Consigne écrite A:
Répondez, s'il vous plaît, à ces questions d'après l'extrait fourni :
(i) Aux côtés de quelles deux femmes Mary Jackson travailla-t-elle à la NASA ?
(ii) Quelle société matriarcale ou matrilinéaire est citée pour le Ghana ?
(iii) Combien de femmes occupent aujourd'hui la fonction suprême dans leur pays, et combien d'entre elles en Europe ?
Consigne écrite B:
Dans la liste, substituez « [clickable] » à « [interactable] » de la ligne contenant « rotate-icon[interactable] <box>428 199 » jusqu'à la ligne contenant « def-h0-text: = initial » incluse, sans rien modifier d'autre. Ne redonnez que ces lignes.
───── Extrait fourni
Outre-Atlantique, au début des années 1950 et alors que la ségrégation raciale était toujours en vigueur aux États-Unis, Mary Jackson devint l’une des premières femmes ingénieures noires à travailler pour la NASA, aux côtés de Katherine Johnson et Dorothy Vaughan. Ces femmes permirent à la NASA de calculer les trajectoires des programmes Mercury et Apollo 11. Grâce à elles, les opportunités se sont ouvertes aux femmes, notamment afro-américaines, dans le monde de l’ingénierie et de la technologie.
Prehistoric 10
S’il reste aujourd’hui quelques sociétés matriarcales et matrilinéaires, comme les Moso en Chine, les Khasi en Inde, les Akans au Ghana, les Bijagos en Guinée Bissau ou encore les Lao en Thaïlande, la plupart des structures sociales, dont certaines profondément conservatrices, portent le sceau du patriarcat. Partout dans le monde, les droits des femmes sont encore l’objet de nombreuses luttes. Sur les 195 États indépendants reconnus par l’ONU, on compte aujourd’hui vingt femmes occupant la fonction suprême dans leur pays, dont dix en Europe.
──────────
───── Liste extraite
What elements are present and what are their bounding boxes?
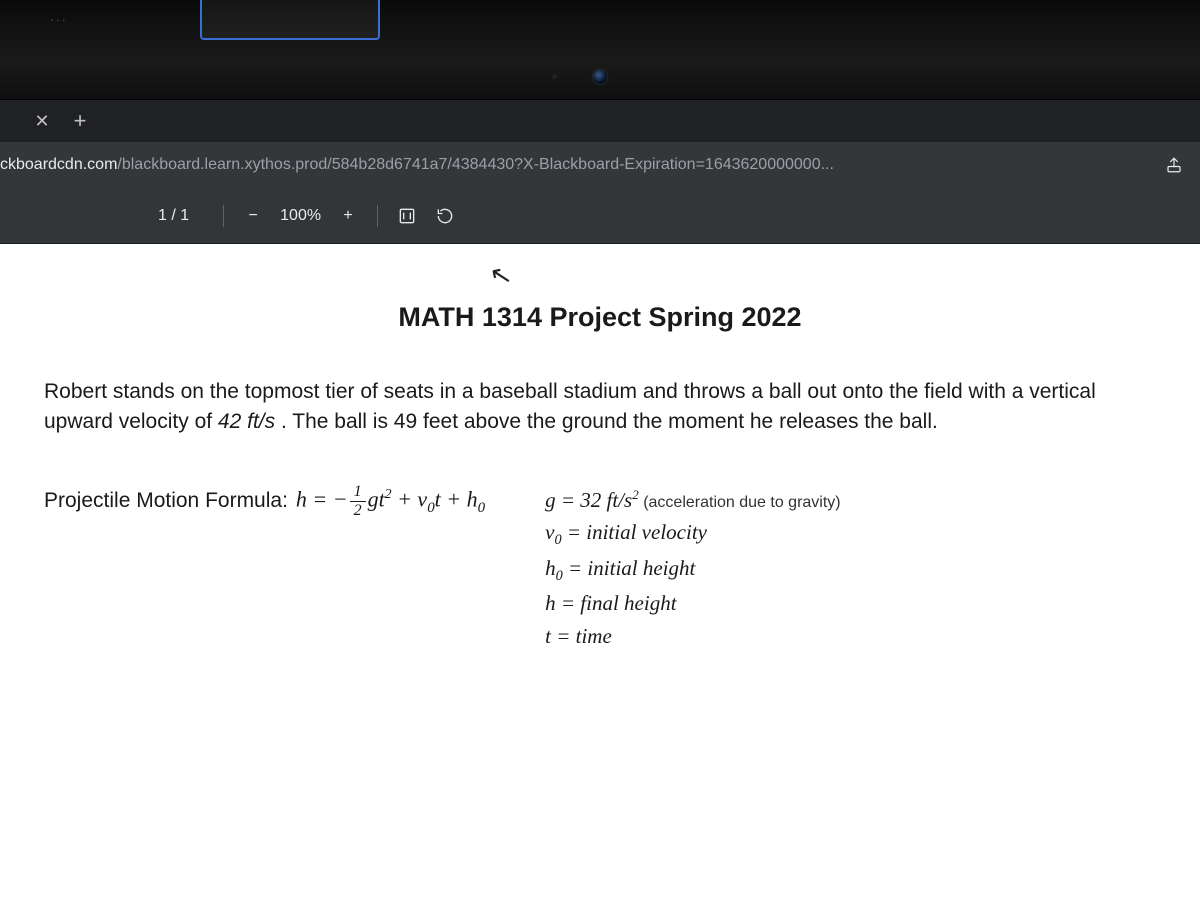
rotate-icon[interactable] <box>428 199 462 233</box>
formula-lhs: h = − <box>296 486 348 511</box>
zoom-out-button[interactable]: − <box>236 199 270 233</box>
formula-squared: 2 <box>385 486 392 501</box>
def-h0-text: = initial height <box>563 556 696 580</box>
def-g-text: g = 32 ft/s <box>545 488 632 512</box>
toolbar-divider <box>223 205 224 227</box>
formula-t-plus-h: t + h <box>435 486 478 511</box>
problem-text: . The ball is 49 feet above the ground t… <box>281 410 938 433</box>
page-indicator: 1 / 1 <box>150 203 197 229</box>
tab-strip: ✕ + <box>0 100 1200 142</box>
zoom-in-button[interactable]: + <box>331 199 365 233</box>
url-domain: ckboardcdn.com <box>0 156 117 174</box>
toolbar-divider <box>377 205 378 227</box>
one-half-fraction: 12 <box>350 484 366 519</box>
def-h0: h0 = initial height <box>545 552 841 587</box>
browser-chrome: ✕ + ckboardcdn.com /blackboard.learn.xyt… <box>0 100 1200 188</box>
laptop-bezel: ... <box>0 0 1200 100</box>
def-v0-sub: 0 <box>554 533 561 549</box>
formula-row: Projectile Motion Formula: h = −12gt2 + … <box>44 484 1156 652</box>
sensor-dot <box>552 74 557 79</box>
document-title: MATH 1314 Project Spring 2022 <box>44 302 1156 333</box>
formula-sub0: 0 <box>427 500 434 516</box>
def-v0-text: = initial velocity <box>562 520 707 544</box>
def-t: t = time <box>545 620 841 653</box>
initial-velocity-value: 42 ft/s <box>218 410 275 433</box>
def-g: g = 32 ft/s2 (acceleration due to gravit… <box>545 484 841 517</box>
def-v0: v0 = initial velocity <box>545 516 841 551</box>
cursor-icon: ↖ <box>487 258 515 293</box>
pdf-toolbar: 1 / 1 − 100% + <box>0 188 1200 244</box>
def-h0-sub: 0 <box>556 568 563 584</box>
def-h0-var: h <box>545 556 556 580</box>
projectile-formula: Projectile Motion Formula: h = −12gt2 + … <box>44 484 485 519</box>
formula-label: Projectile Motion Formula: <box>44 489 288 513</box>
def-g-note: (acceleration due to gravity) <box>639 494 841 511</box>
share-icon[interactable] <box>1160 151 1188 179</box>
zoom-level: 100% <box>274 207 327 225</box>
fraction-denominator: 2 <box>354 502 362 519</box>
variable-definitions: g = 32 ft/s2 (acceleration due to gravit… <box>545 484 841 652</box>
url-path: /blackboard.learn.xythos.prod/584b28d674… <box>117 156 834 174</box>
def-h: h = final height <box>545 587 841 620</box>
fit-page-icon[interactable] <box>390 199 424 233</box>
webcam <box>593 70 607 84</box>
problem-statement: Robert stands on the topmost tier of sea… <box>44 377 1156 438</box>
formula-expression: h = −12gt2 + v0t + h0 <box>296 484 485 519</box>
formula-plus-v: + v <box>392 486 428 511</box>
pdf-viewer[interactable]: ↖ MATH 1314 Project Spring 2022 Robert s… <box>0 244 1200 900</box>
formula-sub0: 0 <box>478 500 485 516</box>
formula-g: g <box>368 486 379 511</box>
fraction-numerator: 1 <box>350 484 366 502</box>
pdf-page: ↖ MATH 1314 Project Spring 2022 Robert s… <box>0 244 1200 900</box>
close-tab-button[interactable]: ✕ <box>28 111 56 132</box>
bezel-dots: ... <box>50 8 68 24</box>
address-bar[interactable]: ckboardcdn.com /blackboard.learn.xythos.… <box>0 142 1200 188</box>
background-tab-outline <box>200 0 380 40</box>
new-tab-button[interactable]: + <box>66 108 94 134</box>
──────────
Solution rédigée A:
(i) Katherine Johnson et Dorothy Vaughan
(ii) Les Akans
(iii) Vingt, dont dix en Europe

Solution rédigée B:
rotate-icon[clickable] <box>428 199 462 233</box>
formula-lhs: h = − <box>296 486 348 511</box>
zoom-out-button[clickable]: − <box>236 199 270 233</box>
formula-squared: 2 <box>385 486 392 501</box>
def-h0-text: = initial height <box>563 556 696 580</box>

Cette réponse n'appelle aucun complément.